* [The request]
Check each line of the listing for the word "Start" and report how many lines contain it, giving nothing but the number.

* [Dataset extract]
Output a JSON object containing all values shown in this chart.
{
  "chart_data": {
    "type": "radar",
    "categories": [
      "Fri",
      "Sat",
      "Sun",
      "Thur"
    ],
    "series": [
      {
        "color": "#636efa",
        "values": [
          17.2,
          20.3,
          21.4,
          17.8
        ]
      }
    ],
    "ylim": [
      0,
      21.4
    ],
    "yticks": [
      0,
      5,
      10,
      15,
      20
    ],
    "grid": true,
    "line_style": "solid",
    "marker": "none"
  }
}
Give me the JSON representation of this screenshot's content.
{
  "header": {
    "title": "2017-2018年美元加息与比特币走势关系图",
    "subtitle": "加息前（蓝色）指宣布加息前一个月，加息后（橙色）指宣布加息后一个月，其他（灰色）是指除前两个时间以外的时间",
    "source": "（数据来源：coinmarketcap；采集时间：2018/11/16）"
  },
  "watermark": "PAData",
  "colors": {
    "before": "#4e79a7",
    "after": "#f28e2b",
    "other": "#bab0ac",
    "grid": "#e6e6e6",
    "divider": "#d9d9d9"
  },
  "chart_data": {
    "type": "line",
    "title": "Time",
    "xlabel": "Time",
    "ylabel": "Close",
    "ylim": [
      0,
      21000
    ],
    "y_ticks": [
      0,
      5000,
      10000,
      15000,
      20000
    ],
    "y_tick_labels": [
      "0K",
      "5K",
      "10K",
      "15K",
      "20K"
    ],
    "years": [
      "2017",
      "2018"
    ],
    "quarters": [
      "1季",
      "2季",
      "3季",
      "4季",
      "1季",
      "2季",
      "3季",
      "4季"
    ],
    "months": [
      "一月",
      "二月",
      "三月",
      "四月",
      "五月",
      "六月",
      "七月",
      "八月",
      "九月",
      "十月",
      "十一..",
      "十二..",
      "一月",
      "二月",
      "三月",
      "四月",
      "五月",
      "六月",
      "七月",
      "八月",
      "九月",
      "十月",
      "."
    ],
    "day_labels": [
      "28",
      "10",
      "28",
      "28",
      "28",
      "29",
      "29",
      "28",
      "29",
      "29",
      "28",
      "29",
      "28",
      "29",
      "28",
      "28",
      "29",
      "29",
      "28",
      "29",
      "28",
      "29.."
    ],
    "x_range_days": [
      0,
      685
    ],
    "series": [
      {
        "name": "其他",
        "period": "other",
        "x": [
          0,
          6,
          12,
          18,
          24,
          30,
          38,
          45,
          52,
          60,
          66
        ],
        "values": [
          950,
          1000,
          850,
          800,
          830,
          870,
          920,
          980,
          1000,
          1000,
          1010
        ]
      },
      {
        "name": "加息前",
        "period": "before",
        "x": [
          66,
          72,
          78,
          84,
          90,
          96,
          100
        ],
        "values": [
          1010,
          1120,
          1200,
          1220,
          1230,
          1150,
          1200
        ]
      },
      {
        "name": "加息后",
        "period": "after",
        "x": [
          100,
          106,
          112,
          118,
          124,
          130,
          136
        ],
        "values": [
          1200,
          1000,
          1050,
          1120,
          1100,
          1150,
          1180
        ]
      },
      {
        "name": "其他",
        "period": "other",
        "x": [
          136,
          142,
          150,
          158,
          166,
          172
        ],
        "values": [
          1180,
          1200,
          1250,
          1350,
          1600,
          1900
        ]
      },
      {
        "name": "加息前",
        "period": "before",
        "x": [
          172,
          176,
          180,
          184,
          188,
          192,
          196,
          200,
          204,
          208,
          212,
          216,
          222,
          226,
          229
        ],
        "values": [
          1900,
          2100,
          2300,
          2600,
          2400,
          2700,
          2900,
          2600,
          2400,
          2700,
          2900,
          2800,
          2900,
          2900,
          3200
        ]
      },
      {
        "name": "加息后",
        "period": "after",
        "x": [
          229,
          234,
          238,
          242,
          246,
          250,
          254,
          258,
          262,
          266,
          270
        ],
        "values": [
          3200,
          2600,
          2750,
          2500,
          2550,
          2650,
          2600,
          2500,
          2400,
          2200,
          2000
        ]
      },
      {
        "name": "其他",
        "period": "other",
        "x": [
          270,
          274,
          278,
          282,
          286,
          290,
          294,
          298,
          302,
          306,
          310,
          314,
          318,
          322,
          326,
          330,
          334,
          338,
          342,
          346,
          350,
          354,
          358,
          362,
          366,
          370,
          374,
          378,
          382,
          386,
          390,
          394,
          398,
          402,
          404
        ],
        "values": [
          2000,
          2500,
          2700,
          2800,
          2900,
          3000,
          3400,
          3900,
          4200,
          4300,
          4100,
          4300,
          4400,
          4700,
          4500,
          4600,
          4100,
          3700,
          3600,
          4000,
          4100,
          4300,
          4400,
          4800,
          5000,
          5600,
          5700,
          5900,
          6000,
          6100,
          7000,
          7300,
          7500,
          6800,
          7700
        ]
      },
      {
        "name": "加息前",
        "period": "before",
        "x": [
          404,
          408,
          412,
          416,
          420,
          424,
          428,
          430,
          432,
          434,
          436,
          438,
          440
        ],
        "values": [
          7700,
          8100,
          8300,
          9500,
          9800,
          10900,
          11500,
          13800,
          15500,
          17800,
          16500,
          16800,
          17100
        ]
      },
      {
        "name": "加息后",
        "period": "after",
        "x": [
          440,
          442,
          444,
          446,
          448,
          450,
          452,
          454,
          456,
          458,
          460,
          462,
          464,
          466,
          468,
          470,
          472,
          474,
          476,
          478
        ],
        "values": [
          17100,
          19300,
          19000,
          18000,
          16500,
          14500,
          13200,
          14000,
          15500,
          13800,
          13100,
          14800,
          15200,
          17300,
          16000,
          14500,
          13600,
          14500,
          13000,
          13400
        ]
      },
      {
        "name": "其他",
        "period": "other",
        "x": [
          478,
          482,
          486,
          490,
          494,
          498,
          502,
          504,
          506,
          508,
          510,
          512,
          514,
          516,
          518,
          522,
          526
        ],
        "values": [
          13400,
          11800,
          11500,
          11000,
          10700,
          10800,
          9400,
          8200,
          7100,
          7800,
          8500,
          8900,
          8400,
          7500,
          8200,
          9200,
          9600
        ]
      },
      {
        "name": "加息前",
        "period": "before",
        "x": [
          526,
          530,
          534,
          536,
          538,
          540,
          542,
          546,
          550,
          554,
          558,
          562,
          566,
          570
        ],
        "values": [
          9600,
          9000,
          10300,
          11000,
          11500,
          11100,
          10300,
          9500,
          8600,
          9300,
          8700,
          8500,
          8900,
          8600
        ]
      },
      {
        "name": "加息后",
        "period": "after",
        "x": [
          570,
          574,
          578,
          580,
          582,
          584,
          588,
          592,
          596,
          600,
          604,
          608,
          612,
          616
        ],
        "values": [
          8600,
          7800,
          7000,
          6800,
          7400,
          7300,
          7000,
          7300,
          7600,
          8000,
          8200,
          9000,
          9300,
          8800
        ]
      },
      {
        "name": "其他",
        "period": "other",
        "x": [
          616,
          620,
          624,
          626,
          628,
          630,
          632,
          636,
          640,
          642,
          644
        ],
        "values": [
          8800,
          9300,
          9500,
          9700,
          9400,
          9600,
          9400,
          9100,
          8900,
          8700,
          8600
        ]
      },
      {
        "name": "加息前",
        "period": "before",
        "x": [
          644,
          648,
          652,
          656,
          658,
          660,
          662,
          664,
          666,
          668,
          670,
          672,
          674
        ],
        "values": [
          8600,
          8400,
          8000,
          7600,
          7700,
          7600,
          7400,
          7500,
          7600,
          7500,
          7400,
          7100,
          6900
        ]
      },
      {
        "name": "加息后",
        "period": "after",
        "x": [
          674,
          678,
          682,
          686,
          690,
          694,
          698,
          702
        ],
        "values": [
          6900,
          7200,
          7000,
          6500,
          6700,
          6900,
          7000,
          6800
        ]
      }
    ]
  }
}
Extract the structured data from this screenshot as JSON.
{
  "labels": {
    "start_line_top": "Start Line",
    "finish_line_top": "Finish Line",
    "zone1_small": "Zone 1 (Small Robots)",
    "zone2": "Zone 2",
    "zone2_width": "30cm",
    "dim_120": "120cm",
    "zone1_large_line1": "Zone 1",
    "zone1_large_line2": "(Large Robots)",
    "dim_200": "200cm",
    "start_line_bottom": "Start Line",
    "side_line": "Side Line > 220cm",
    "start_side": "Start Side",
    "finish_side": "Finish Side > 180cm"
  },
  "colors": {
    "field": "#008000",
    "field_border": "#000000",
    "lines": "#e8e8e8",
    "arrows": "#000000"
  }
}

* [Exercise solution]
3